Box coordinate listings

---------------

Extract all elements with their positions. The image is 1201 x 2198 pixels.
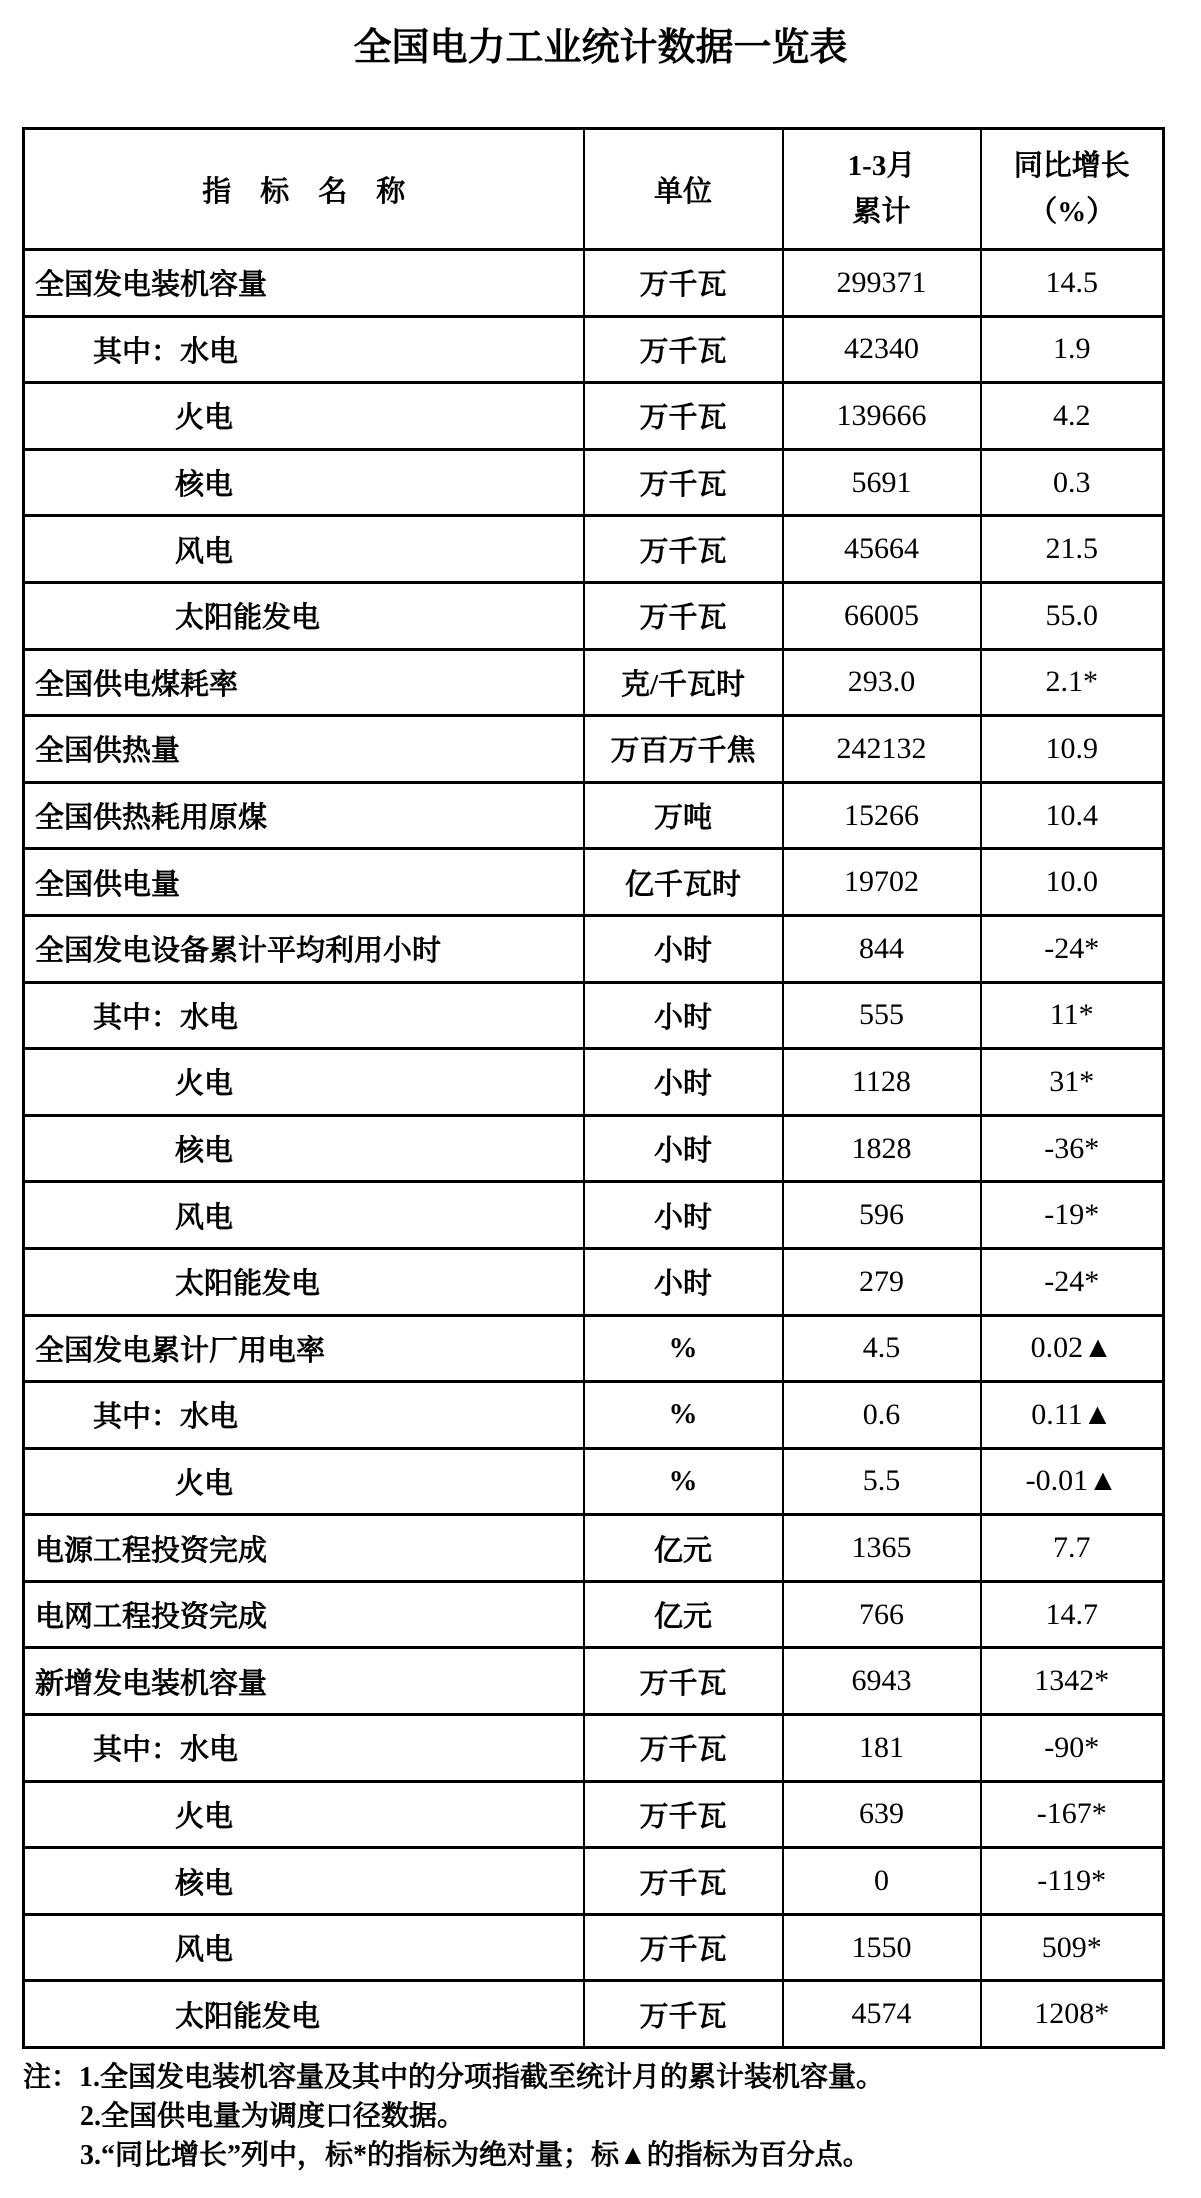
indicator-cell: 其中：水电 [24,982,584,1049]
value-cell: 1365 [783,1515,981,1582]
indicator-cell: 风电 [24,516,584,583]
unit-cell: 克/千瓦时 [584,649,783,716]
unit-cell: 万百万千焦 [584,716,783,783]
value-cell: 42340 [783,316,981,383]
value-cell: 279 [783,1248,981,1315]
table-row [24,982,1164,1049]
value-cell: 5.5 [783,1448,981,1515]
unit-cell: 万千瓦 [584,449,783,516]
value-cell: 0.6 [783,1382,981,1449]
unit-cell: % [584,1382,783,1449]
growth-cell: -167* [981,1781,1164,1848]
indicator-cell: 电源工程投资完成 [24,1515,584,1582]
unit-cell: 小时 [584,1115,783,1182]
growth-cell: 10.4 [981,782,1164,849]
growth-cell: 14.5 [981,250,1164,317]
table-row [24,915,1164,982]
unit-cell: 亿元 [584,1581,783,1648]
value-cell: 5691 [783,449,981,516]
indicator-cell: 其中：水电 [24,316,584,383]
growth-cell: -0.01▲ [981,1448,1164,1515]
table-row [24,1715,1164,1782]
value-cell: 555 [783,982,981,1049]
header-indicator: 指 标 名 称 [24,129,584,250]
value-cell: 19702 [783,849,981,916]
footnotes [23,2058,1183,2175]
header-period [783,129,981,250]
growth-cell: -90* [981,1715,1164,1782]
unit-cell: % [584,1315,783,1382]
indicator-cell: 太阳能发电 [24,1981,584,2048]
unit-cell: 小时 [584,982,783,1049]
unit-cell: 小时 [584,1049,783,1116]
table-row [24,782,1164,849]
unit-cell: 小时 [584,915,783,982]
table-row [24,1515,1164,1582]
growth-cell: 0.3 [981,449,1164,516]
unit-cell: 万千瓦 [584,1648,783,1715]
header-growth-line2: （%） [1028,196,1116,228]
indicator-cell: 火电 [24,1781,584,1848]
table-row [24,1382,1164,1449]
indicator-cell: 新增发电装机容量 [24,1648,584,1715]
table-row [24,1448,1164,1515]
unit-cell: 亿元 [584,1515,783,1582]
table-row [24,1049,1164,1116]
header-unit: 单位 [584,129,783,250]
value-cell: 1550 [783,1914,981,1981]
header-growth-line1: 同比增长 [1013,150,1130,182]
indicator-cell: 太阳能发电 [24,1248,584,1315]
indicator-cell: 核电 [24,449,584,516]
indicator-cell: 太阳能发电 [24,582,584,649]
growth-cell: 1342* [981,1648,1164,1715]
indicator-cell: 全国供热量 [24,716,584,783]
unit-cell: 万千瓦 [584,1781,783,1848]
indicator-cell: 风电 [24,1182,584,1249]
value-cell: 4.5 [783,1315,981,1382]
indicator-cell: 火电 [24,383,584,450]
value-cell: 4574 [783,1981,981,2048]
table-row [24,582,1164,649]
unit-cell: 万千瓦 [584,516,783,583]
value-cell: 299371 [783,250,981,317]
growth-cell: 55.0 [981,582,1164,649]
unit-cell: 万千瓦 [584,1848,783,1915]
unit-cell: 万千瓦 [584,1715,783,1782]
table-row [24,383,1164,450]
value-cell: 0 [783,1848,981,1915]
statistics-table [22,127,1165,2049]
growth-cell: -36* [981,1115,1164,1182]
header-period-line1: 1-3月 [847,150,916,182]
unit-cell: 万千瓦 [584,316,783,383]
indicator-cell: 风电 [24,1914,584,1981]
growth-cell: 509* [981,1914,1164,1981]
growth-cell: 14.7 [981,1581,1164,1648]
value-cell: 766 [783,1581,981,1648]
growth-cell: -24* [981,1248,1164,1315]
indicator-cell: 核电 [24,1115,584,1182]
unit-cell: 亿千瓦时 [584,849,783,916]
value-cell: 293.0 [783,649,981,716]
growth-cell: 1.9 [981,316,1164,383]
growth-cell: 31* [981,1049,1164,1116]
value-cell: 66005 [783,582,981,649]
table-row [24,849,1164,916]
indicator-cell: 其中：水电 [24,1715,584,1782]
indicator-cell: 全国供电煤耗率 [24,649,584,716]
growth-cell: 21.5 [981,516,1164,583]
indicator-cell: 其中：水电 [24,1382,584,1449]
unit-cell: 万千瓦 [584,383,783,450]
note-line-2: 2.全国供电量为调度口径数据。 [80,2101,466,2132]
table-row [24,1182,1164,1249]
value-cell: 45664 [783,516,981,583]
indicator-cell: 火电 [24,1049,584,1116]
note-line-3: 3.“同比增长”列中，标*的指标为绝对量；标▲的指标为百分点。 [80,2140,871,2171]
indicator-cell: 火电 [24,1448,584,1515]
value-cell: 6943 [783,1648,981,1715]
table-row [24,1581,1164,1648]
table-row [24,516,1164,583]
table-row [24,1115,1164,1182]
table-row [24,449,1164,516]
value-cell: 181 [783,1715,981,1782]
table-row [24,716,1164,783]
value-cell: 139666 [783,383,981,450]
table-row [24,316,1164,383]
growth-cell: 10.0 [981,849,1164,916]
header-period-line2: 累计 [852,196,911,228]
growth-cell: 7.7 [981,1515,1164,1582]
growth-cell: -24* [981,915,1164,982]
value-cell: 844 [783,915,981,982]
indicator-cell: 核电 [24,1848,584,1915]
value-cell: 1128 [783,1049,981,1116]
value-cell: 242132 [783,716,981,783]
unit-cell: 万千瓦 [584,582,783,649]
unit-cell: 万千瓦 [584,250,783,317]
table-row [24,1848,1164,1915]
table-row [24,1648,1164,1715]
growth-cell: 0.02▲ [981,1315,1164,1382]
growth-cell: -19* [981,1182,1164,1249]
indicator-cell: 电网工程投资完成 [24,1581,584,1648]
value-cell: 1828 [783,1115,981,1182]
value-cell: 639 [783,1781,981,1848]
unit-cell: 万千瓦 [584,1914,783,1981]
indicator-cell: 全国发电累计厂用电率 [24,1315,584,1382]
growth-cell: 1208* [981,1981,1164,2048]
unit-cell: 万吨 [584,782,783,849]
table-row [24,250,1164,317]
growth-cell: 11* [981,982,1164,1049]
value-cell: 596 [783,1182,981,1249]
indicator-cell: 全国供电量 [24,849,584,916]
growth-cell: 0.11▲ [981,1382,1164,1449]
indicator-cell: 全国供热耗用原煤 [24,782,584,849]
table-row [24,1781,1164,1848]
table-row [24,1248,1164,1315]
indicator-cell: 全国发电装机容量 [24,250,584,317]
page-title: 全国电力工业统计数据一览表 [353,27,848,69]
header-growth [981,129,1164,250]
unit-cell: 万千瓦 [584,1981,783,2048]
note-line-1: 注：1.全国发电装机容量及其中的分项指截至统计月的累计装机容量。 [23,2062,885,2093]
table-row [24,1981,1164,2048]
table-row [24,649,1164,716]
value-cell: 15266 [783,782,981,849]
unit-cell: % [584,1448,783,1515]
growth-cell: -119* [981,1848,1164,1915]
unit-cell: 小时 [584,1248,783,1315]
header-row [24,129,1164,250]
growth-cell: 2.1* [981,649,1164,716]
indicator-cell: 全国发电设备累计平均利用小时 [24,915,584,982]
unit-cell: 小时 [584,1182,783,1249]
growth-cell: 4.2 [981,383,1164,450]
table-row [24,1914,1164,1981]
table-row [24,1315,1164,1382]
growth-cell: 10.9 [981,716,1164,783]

---------------

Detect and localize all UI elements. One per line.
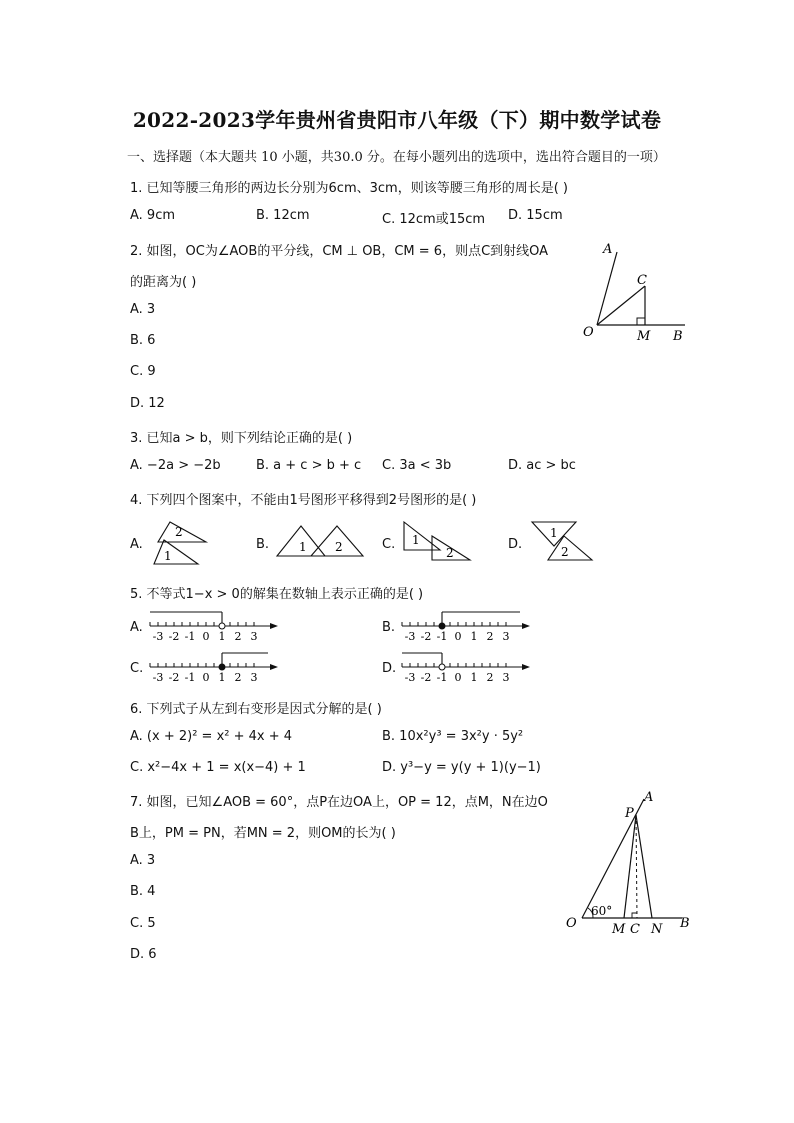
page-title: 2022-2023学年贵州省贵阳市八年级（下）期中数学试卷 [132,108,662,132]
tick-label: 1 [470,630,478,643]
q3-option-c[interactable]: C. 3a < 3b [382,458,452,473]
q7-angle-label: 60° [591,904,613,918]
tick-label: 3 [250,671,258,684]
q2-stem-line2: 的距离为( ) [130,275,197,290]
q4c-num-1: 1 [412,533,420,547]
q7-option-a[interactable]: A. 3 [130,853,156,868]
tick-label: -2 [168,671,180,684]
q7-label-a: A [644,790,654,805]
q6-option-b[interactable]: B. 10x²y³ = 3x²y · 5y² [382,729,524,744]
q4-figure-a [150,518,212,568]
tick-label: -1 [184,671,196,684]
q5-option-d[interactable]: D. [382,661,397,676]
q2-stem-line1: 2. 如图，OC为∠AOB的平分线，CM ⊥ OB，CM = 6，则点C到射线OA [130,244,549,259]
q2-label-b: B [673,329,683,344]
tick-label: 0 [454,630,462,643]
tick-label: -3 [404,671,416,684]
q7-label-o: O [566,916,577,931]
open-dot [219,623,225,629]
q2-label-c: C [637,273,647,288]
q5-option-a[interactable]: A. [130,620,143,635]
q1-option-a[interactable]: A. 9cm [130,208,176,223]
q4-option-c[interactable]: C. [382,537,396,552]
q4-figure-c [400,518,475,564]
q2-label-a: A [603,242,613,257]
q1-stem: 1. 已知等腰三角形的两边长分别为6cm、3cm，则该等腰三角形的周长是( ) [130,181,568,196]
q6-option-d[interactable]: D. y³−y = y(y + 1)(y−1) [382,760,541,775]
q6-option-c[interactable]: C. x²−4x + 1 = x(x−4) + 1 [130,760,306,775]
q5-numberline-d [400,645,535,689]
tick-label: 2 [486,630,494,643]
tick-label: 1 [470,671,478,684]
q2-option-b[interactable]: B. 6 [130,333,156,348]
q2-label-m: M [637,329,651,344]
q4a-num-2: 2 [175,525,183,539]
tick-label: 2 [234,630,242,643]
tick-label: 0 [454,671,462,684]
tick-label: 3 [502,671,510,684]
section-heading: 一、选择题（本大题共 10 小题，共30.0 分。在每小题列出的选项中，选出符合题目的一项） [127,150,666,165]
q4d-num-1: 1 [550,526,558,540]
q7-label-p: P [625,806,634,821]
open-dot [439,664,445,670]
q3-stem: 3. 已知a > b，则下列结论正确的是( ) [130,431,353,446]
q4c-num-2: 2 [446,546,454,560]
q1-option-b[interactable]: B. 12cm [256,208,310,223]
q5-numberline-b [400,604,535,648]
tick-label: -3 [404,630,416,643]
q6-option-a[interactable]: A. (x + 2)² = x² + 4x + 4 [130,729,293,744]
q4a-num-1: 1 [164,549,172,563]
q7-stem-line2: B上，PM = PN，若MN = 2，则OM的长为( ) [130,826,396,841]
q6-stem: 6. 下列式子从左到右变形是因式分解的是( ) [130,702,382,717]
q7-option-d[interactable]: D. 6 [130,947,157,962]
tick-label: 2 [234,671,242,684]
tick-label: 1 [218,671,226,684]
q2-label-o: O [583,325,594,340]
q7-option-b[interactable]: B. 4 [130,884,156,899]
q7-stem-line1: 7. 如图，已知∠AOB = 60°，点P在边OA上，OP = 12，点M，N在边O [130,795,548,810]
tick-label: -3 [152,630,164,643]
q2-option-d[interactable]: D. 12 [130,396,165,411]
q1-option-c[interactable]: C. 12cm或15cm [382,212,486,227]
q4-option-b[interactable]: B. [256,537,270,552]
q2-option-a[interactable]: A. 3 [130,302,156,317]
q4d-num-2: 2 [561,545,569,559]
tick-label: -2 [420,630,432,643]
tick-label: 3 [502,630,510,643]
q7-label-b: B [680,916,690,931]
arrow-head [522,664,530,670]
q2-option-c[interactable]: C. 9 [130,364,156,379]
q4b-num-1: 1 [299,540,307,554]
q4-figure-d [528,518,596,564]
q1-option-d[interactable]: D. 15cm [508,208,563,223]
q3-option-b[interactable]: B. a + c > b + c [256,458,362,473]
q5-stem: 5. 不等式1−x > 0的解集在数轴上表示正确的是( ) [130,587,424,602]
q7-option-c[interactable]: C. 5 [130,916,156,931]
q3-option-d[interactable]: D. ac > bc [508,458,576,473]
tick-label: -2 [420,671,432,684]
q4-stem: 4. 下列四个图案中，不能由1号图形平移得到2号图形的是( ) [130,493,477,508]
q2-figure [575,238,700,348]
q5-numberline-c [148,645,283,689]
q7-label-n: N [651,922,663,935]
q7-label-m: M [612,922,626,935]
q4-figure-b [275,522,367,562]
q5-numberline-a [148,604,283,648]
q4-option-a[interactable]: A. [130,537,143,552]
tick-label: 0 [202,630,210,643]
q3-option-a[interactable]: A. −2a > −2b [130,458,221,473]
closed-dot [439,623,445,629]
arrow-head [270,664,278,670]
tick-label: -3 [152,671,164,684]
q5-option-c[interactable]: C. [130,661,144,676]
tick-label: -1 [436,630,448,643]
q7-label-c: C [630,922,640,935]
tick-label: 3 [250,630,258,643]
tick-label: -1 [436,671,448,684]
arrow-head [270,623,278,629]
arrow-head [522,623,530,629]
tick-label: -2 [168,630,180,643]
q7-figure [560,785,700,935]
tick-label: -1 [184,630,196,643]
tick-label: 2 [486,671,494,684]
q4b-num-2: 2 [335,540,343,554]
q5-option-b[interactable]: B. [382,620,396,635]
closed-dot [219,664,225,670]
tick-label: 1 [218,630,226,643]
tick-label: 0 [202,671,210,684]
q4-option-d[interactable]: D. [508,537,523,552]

---------------

PROMPT →
Copy the records from the line containing "page-title: 2022-2023学年贵州省贵阳市八年级（下）期中数学试卷 [132,108,662,132]" through the line containing "q1-stem: 1. 已知等腰三角形的两边长分别为6cm、3cm，则该等腰三角形的周长是( )", keeping every character as it appears.

TASK SOLUTION →
page-title: 2022-2023学年贵州省贵阳市八年级（下）期中数学试卷 [132,108,662,132]
tick-label: 1 [470,630,478,643]
q3-option-c[interactable]: C. 3a < 3b [382,458,452,473]
q7-angle-label: 60° [591,904,613,918]
tick-label: 3 [250,671,258,684]
q2-stem-line2: 的距离为( ) [130,275,197,290]
q4c-num-1: 1 [412,533,420,547]
q7-option-a[interactable]: A. 3 [130,853,156,868]
tick-label: -2 [168,671,180,684]
q7-label-a: A [644,790,654,805]
q6-option-b[interactable]: B. 10x²y³ = 3x²y · 5y² [382,729,524,744]
q4-figure-a [150,518,212,568]
tick-label: -1 [184,671,196,684]
q5-option-d[interactable]: D. [382,661,397,676]
q2-stem-line1: 2. 如图，OC为∠AOB的平分线，CM ⊥ OB，CM = 6，则点C到射线OA [130,244,549,259]
q2-label-b: B [673,329,683,344]
tick-label: 0 [454,630,462,643]
tick-label: -3 [404,671,416,684]
q7-label-o: O [566,916,577,931]
open-dot [219,623,225,629]
q2-label-c: C [637,273,647,288]
q5-option-a[interactable]: A. [130,620,143,635]
q1-option-a[interactable]: A. 9cm [130,208,176,223]
q4-option-c[interactable]: C. [382,537,396,552]
q4-figure-c [400,518,475,564]
q2-label-a: A [603,242,613,257]
q1-stem: 1. 已知等腰三角形的两边长分别为6cm、3cm，则该等腰三角形的周长是( ) [130,181,568,196]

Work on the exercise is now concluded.